Prompt:
Wherever a line holds the string "color", copy that line.

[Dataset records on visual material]
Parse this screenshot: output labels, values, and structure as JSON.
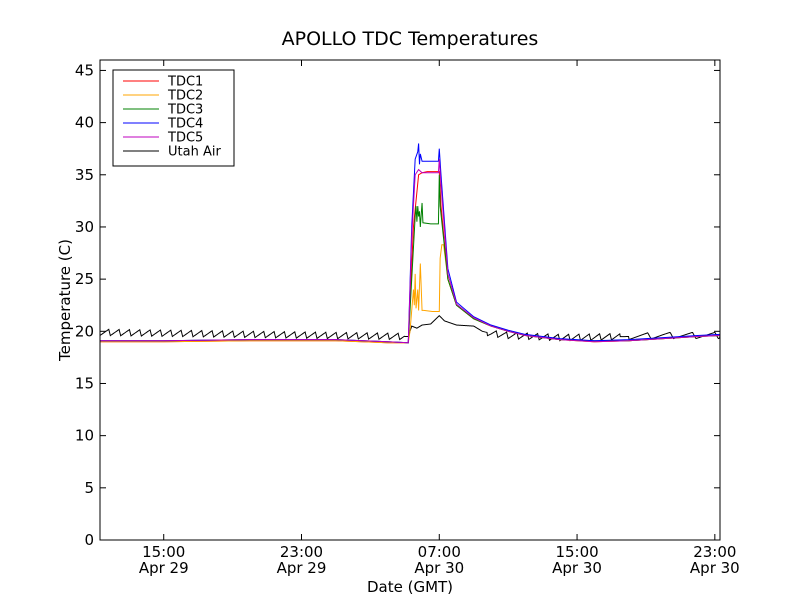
{
  "chart_data": {
    "type": "line",
    "title": "APOLLO TDC Temperatures",
    "xlabel": "Date (GMT)",
    "ylabel": "Temperature (C)",
    "ylim": [
      0,
      46
    ],
    "xlim_hours": [
      11.3,
      47.3
    ],
    "x_units": "hours since Apr 29 00:00 GMT",
    "grid": false,
    "legend_position": "top-left",
    "y_ticks": [
      0,
      5,
      10,
      15,
      20,
      25,
      30,
      35,
      40,
      45
    ],
    "y_tick_labels": [
      "0",
      "5",
      "10",
      "15",
      "20",
      "25",
      "30",
      "35",
      "40",
      "45"
    ],
    "x_ticks": [
      {
        "hour": 15,
        "line1": "15:00",
        "line2": "Apr 29"
      },
      {
        "hour": 23,
        "line1": "23:00",
        "line2": "Apr 29"
      },
      {
        "hour": 31,
        "line1": "07:00",
        "line2": "Apr 30"
      },
      {
        "hour": 39,
        "line1": "15:00",
        "line2": "Apr 30"
      },
      {
        "hour": 47,
        "line1": "23:00",
        "line2": "Apr 30"
      }
    ],
    "series": [
      {
        "name": "TDC1",
        "color": "#ff0000",
        "points": [
          [
            11.3,
            19.0
          ],
          [
            15,
            19.0
          ],
          [
            20,
            19.1
          ],
          [
            25,
            19.1
          ],
          [
            28,
            18.9
          ],
          [
            29.2,
            18.9
          ],
          [
            29.5,
            30
          ],
          [
            29.8,
            35
          ],
          [
            30,
            35.2
          ],
          [
            30.3,
            35.3
          ],
          [
            31,
            35.3
          ],
          [
            31.1,
            32
          ],
          [
            31.5,
            25
          ],
          [
            32,
            22.5
          ],
          [
            33,
            21.2
          ],
          [
            34,
            20.5
          ],
          [
            35,
            20
          ],
          [
            36,
            19.6
          ],
          [
            38,
            19.2
          ],
          [
            40,
            19.0
          ],
          [
            42,
            19.1
          ],
          [
            44,
            19.3
          ],
          [
            46,
            19.5
          ],
          [
            47.3,
            19.6
          ]
        ]
      },
      {
        "name": "TDC2",
        "color": "#ffa500",
        "points": [
          [
            11.3,
            19.0
          ],
          [
            15,
            19.0
          ],
          [
            20,
            19.1
          ],
          [
            25,
            19.1
          ],
          [
            28,
            18.9
          ],
          [
            29.2,
            18.9
          ],
          [
            29.3,
            20
          ],
          [
            29.5,
            24
          ],
          [
            29.55,
            22.5
          ],
          [
            29.6,
            25.5
          ],
          [
            29.65,
            22.2
          ],
          [
            29.75,
            24
          ],
          [
            29.8,
            22
          ],
          [
            29.9,
            26.5
          ],
          [
            30,
            22.0
          ],
          [
            30.1,
            22.0
          ],
          [
            30.6,
            21.9
          ],
          [
            31,
            21.9
          ],
          [
            31.05,
            27
          ],
          [
            31.15,
            28.3
          ],
          [
            31.25,
            28.3
          ],
          [
            31.5,
            25
          ],
          [
            32,
            22.5
          ],
          [
            33,
            21.2
          ],
          [
            34,
            20.5
          ],
          [
            35,
            20
          ],
          [
            36,
            19.6
          ],
          [
            38,
            19.2
          ],
          [
            40,
            19.0
          ],
          [
            42,
            19.1
          ],
          [
            44,
            19.3
          ],
          [
            46,
            19.5
          ],
          [
            47.3,
            19.6
          ]
        ]
      },
      {
        "name": "TDC3",
        "color": "#008000",
        "points": [
          [
            11.3,
            19.1
          ],
          [
            15,
            19.1
          ],
          [
            20,
            19.2
          ],
          [
            25,
            19.2
          ],
          [
            28,
            19.0
          ],
          [
            29.2,
            18.9
          ],
          [
            29.4,
            25
          ],
          [
            29.6,
            31
          ],
          [
            29.65,
            32
          ],
          [
            29.7,
            30.5
          ],
          [
            29.75,
            32
          ],
          [
            29.8,
            31
          ],
          [
            29.85,
            31.5
          ],
          [
            29.9,
            30
          ],
          [
            30,
            32.3
          ],
          [
            30.05,
            30.4
          ],
          [
            30.5,
            30.3
          ],
          [
            30.95,
            30.3
          ],
          [
            31.0,
            35
          ],
          [
            31.05,
            32
          ],
          [
            31.5,
            25
          ],
          [
            32,
            22.5
          ],
          [
            33,
            21.2
          ],
          [
            34,
            20.5
          ],
          [
            35,
            20
          ],
          [
            36,
            19.6
          ],
          [
            38,
            19.2
          ],
          [
            40,
            19.1
          ],
          [
            42,
            19.1
          ],
          [
            44,
            19.3
          ],
          [
            46,
            19.5
          ],
          [
            47.3,
            19.6
          ]
        ]
      },
      {
        "name": "TDC4",
        "color": "#0000ff",
        "points": [
          [
            11.3,
            19.1
          ],
          [
            15,
            19.1
          ],
          [
            20,
            19.2
          ],
          [
            25,
            19.2
          ],
          [
            28,
            19.0
          ],
          [
            29.2,
            18.9
          ],
          [
            29.4,
            30
          ],
          [
            29.6,
            36.5
          ],
          [
            29.75,
            37.2
          ],
          [
            29.8,
            38.0
          ],
          [
            29.85,
            36.0
          ],
          [
            29.9,
            37.0
          ],
          [
            30,
            36.3
          ],
          [
            30.5,
            36.3
          ],
          [
            30.95,
            36.3
          ],
          [
            31.0,
            37.5
          ],
          [
            31.1,
            35
          ],
          [
            31.5,
            26
          ],
          [
            32,
            22.8
          ],
          [
            33,
            21.4
          ],
          [
            34,
            20.6
          ],
          [
            35,
            20.1
          ],
          [
            36,
            19.7
          ],
          [
            38,
            19.3
          ],
          [
            40,
            19.1
          ],
          [
            42,
            19.2
          ],
          [
            44,
            19.4
          ],
          [
            46,
            19.6
          ],
          [
            47.3,
            19.7
          ]
        ]
      },
      {
        "name": "TDC5",
        "color": "#bf00bf",
        "points": [
          [
            11.3,
            19.1
          ],
          [
            15,
            19.1
          ],
          [
            20,
            19.2
          ],
          [
            25,
            19.2
          ],
          [
            28,
            19.0
          ],
          [
            29.2,
            18.9
          ],
          [
            29.4,
            29
          ],
          [
            29.6,
            35
          ],
          [
            29.8,
            35.5
          ],
          [
            30,
            35.2
          ],
          [
            30.5,
            35.2
          ],
          [
            30.95,
            35.2
          ],
          [
            31.0,
            36.5
          ],
          [
            31.1,
            34
          ],
          [
            31.5,
            25.5
          ],
          [
            32,
            22.6
          ],
          [
            33,
            21.3
          ],
          [
            34,
            20.5
          ],
          [
            35,
            20
          ],
          [
            36,
            19.6
          ],
          [
            38,
            19.2
          ],
          [
            40,
            19.0
          ],
          [
            42,
            19.1
          ],
          [
            44,
            19.3
          ],
          [
            46,
            19.5
          ],
          [
            47.3,
            19.6
          ]
        ]
      },
      {
        "name": "Utah Air",
        "color": "#000000",
        "points": [
          [
            11.3,
            19.9
          ],
          [
            29.2,
            19.5
          ],
          [
            29.4,
            20.5
          ],
          [
            29.7,
            20.3
          ],
          [
            30,
            20.6
          ],
          [
            30.5,
            20.7
          ],
          [
            31,
            21.5
          ],
          [
            31.3,
            21.0
          ],
          [
            32,
            20.6
          ],
          [
            33,
            20.5
          ],
          [
            33.5,
            20.0
          ],
          [
            34,
            19.8
          ],
          [
            34.5,
            19.7
          ],
          [
            35,
            19.6
          ],
          [
            38,
            19.4
          ],
          [
            42,
            19.5
          ],
          [
            44,
            19.6
          ],
          [
            47.3,
            19.6
          ]
        ],
        "sawtooth": [
          {
            "from": 11.3,
            "to": 29.0,
            "period": 0.6,
            "amplitude": 0.6
          },
          {
            "from": 33.8,
            "to": 41.5,
            "period": 0.6,
            "amplitude": 0.6
          },
          {
            "from": 42.0,
            "to": 47.3,
            "period": 1.3,
            "amplitude": 0.6
          }
        ]
      }
    ]
  }
}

Response below:
        "color": "#ff0000",
        "color": "#ffa500",
        "color": "#008000",
        "color": "#0000ff",
        "color": "#bf00bf",
        "color": "#000000",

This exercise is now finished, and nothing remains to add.